(Extracted records Opens)
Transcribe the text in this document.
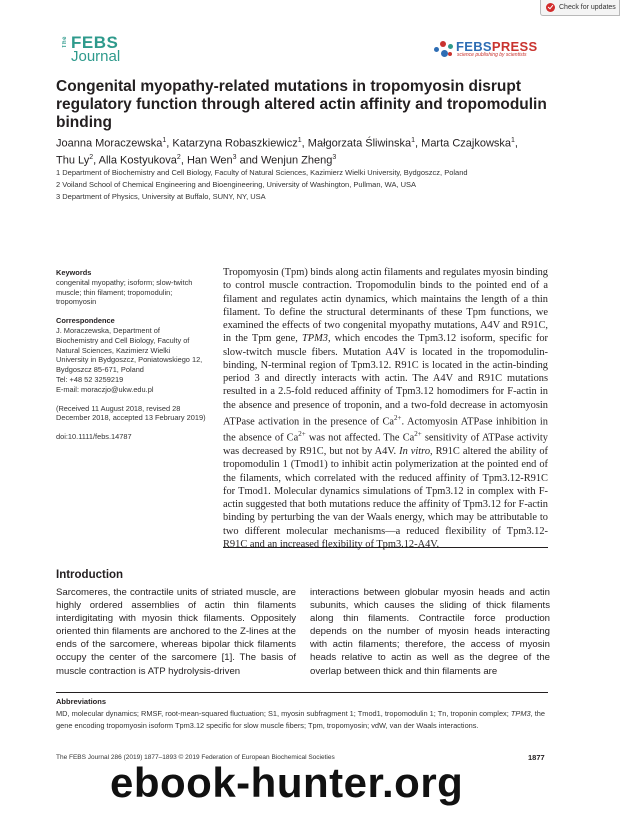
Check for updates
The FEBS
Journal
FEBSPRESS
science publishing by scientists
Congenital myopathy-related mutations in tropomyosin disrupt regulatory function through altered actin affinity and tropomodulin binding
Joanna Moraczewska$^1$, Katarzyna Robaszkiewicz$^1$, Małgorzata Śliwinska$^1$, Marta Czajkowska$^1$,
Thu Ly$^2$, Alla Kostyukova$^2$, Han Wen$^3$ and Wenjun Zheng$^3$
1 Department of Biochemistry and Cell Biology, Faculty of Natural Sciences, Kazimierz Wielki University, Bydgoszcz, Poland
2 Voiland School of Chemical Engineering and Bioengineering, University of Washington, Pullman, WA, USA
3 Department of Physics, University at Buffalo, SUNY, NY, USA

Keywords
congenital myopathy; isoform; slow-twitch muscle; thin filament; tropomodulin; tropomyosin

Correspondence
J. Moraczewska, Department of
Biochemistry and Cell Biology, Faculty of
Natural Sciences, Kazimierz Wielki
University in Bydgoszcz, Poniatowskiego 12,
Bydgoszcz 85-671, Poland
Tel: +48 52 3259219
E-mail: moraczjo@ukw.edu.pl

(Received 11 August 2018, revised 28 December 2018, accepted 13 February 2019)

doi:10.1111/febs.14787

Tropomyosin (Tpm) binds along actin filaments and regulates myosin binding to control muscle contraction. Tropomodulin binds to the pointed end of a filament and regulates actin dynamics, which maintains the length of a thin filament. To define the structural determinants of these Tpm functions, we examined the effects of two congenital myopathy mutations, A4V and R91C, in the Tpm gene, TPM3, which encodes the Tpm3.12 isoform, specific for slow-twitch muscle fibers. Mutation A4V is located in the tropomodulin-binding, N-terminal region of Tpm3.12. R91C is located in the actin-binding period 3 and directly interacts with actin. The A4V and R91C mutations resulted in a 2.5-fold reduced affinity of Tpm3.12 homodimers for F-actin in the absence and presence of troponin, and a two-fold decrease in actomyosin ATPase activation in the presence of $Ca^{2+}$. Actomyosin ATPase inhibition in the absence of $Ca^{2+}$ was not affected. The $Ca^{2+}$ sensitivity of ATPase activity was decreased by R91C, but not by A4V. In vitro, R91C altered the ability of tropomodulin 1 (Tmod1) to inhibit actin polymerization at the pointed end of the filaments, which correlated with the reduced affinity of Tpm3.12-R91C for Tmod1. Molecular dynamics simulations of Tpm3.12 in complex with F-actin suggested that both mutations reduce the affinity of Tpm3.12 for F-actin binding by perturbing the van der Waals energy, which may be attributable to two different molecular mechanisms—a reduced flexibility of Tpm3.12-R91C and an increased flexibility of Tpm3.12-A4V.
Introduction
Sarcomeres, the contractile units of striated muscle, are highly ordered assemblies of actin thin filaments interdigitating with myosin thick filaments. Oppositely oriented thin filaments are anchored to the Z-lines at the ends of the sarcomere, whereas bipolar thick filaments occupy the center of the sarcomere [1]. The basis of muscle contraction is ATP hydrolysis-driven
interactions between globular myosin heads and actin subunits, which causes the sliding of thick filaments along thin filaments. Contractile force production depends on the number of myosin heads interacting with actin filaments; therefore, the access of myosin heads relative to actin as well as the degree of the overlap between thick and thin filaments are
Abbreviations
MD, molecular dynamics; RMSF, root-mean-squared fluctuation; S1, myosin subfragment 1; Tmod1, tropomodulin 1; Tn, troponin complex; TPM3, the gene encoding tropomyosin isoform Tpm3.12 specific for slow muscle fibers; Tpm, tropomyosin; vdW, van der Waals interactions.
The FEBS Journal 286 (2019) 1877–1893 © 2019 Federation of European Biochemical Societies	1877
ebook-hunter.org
(Extracted records Closes)
## Exercise aim
Output the lines above in full and exactly. Leave out every picture.

## Response
Transcribe the text in this document.
Check for updates
The FEBS
Journal
FEBSPRESS
science publishing by scientists
Congenital myopathy-related mutations in tropomyosin disrupt regulatory function through altered actin affinity and tropomodulin binding
Joanna Moraczewska$^1$, Katarzyna Robaszkiewicz$^1$, Małgorzata Śliwinska$^1$, Marta Czajkowska$^1$,
Thu Ly$^2$, Alla Kostyukova$^2$, Han Wen$^3$ and Wenjun Zheng$^3$
1 Department of Biochemistry and Cell Biology, Faculty of Natural Sciences, Kazimierz Wielki University, Bydgoszcz, Poland
2 Voiland School of Chemical Engineering and Bioengineering, University of Washington, Pullman, WA, USA
3 Department of Physics, University at Buffalo, SUNY, NY, USA

Keywords
congenital myopathy; isoform; slow-twitch muscle; thin filament; tropomodulin; tropomyosin

Correspondence
J. Moraczewska, Department of
Biochemistry and Cell Biology, Faculty of
Natural Sciences, Kazimierz Wielki
University in Bydgoszcz, Poniatowskiego 12,
Bydgoszcz 85-671, Poland
Tel: +48 52 3259219
E-mail: moraczjo@ukw.edu.pl

(Received 11 August 2018, revised 28 December 2018, accepted 13 February 2019)

doi:10.1111/febs.14787

Tropomyosin (Tpm) binds along actin filaments and regulates myosin binding to control muscle contraction. Tropomodulin binds to the pointed end of a filament and regulates actin dynamics, which maintains the length of a thin filament. To define the structural determinants of these Tpm functions, we examined the effects of two congenital myopathy mutations, A4V and R91C, in the Tpm gene, TPM3, which encodes the Tpm3.12 isoform, specific for slow-twitch muscle fibers. Mutation A4V is located in the tropomodulin-binding, N-terminal region of Tpm3.12. R91C is located in the actin-binding period 3 and directly interacts with actin. The A4V and R91C mutations resulted in a 2.5-fold reduced affinity of Tpm3.12 homodimers for F-actin in the absence and presence of troponin, and a two-fold decrease in actomyosin ATPase activation in the presence of $Ca^{2+}$. Actomyosin ATPase inhibition in the absence of $Ca^{2+}$ was not affected. The $Ca^{2+}$ sensitivity of ATPase activity was decreased by R91C, but not by A4V. In vitro, R91C altered the ability of tropomodulin 1 (Tmod1) to inhibit actin polymerization at the pointed end of the filaments, which correlated with the reduced affinity of Tpm3.12-R91C for Tmod1. Molecular dynamics simulations of Tpm3.12 in complex with F-actin suggested that both mutations reduce the affinity of Tpm3.12 for F-actin binding by perturbing the van der Waals energy, which may be attributable to two different molecular mechanisms—a reduced flexibility of Tpm3.12-R91C and an increased flexibility of Tpm3.12-A4V.
Introduction
Sarcomeres, the contractile units of striated muscle, are highly ordered assemblies of actin thin filaments interdigitating with myosin thick filaments. Oppositely oriented thin filaments are anchored to the Z-lines at the ends of the sarcomere, whereas bipolar thick filaments occupy the center of the sarcomere [1]. The basis of muscle contraction is ATP hydrolysis-driven
interactions between globular myosin heads and actin subunits, which causes the sliding of thick filaments along thin filaments. Contractile force production depends on the number of myosin heads interacting with actin filaments; therefore, the access of myosin heads relative to actin as well as the degree of the overlap between thick and thin filaments are
Abbreviations
MD, molecular dynamics; RMSF, root-mean-squared fluctuation; S1, myosin subfragment 1; Tmod1, tropomodulin 1; Tn, troponin complex; TPM3, the gene encoding tropomyosin isoform Tpm3.12 specific for slow muscle fibers; Tpm, tropomyosin; vdW, van der Waals interactions.
The FEBS Journal 286 (2019) 1877–1893 © 2019 Federation of European Biochemical Societies	1877
ebook-hunter.org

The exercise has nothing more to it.